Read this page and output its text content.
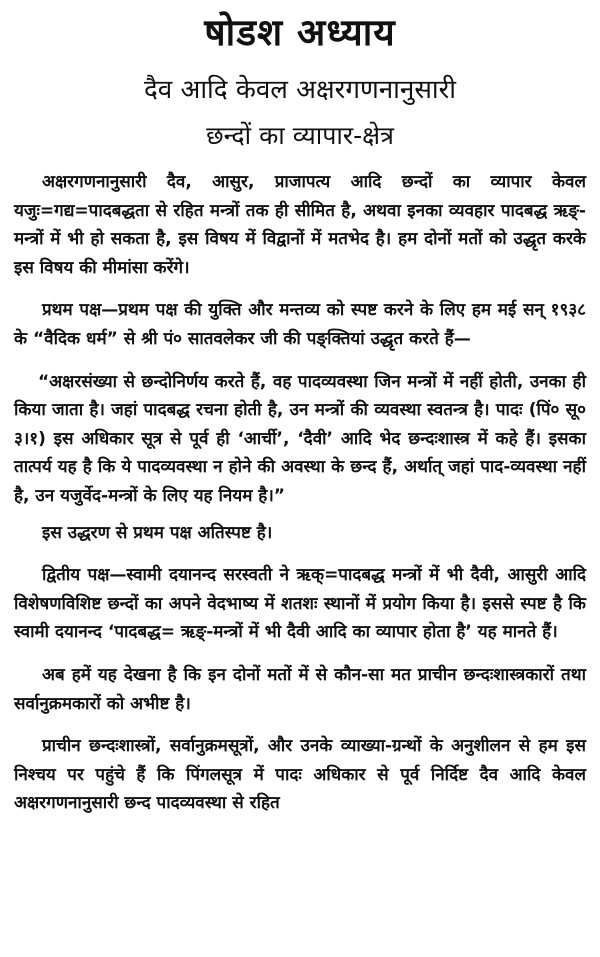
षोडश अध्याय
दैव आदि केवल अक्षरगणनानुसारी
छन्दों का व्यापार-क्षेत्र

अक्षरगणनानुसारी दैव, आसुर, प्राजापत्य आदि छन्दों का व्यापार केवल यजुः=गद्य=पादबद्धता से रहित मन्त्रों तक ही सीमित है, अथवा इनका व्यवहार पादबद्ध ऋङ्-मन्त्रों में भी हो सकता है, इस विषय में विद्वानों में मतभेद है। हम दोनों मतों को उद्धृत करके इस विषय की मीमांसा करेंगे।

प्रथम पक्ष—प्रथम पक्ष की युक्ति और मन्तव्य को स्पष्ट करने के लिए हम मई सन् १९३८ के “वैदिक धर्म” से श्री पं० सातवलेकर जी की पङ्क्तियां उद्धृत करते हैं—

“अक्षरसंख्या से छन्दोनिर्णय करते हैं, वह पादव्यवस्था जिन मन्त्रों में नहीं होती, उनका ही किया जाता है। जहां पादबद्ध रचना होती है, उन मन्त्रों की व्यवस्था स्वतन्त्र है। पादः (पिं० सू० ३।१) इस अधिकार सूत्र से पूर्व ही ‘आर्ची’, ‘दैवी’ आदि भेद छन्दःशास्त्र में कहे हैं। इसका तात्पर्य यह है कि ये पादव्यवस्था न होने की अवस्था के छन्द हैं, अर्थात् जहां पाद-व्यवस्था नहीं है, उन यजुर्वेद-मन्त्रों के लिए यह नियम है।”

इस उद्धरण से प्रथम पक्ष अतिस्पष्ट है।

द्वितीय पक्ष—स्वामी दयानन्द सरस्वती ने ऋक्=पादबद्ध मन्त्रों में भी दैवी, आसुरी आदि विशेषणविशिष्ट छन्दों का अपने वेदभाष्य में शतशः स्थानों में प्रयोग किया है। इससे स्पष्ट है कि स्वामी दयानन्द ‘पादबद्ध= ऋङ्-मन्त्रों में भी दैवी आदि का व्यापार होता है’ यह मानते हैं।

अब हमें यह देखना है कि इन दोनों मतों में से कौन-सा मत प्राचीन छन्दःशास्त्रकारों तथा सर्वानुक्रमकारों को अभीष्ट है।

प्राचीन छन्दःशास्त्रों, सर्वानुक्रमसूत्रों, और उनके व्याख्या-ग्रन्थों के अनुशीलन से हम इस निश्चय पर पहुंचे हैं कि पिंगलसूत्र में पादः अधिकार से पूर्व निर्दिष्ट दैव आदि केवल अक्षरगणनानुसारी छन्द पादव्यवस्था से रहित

::::::

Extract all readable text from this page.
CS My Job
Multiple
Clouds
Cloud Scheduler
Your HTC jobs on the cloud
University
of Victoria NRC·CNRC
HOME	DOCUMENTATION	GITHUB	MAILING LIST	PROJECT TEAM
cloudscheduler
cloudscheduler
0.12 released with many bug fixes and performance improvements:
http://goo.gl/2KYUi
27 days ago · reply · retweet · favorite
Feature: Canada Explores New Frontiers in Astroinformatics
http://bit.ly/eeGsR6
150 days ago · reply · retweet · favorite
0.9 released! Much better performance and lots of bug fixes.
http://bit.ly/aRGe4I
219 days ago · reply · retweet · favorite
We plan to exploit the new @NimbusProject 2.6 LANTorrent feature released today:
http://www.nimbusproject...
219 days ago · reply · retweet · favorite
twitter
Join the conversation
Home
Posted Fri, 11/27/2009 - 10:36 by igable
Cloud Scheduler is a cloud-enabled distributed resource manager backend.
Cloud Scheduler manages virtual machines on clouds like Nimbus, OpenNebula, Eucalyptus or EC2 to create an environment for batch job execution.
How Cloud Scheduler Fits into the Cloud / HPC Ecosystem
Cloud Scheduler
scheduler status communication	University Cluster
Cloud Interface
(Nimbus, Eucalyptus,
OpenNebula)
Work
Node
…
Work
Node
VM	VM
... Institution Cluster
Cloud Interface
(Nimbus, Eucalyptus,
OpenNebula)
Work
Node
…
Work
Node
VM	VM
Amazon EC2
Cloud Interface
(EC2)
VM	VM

::::::

**TO DO**: Each line in the data that holds the string "performance" should be found and copied.

**EXPECTED OUTPUT**:
0.12 released with many bug fixes and performance improvements:
0.9 released! Much better performance and lots of bug fixes.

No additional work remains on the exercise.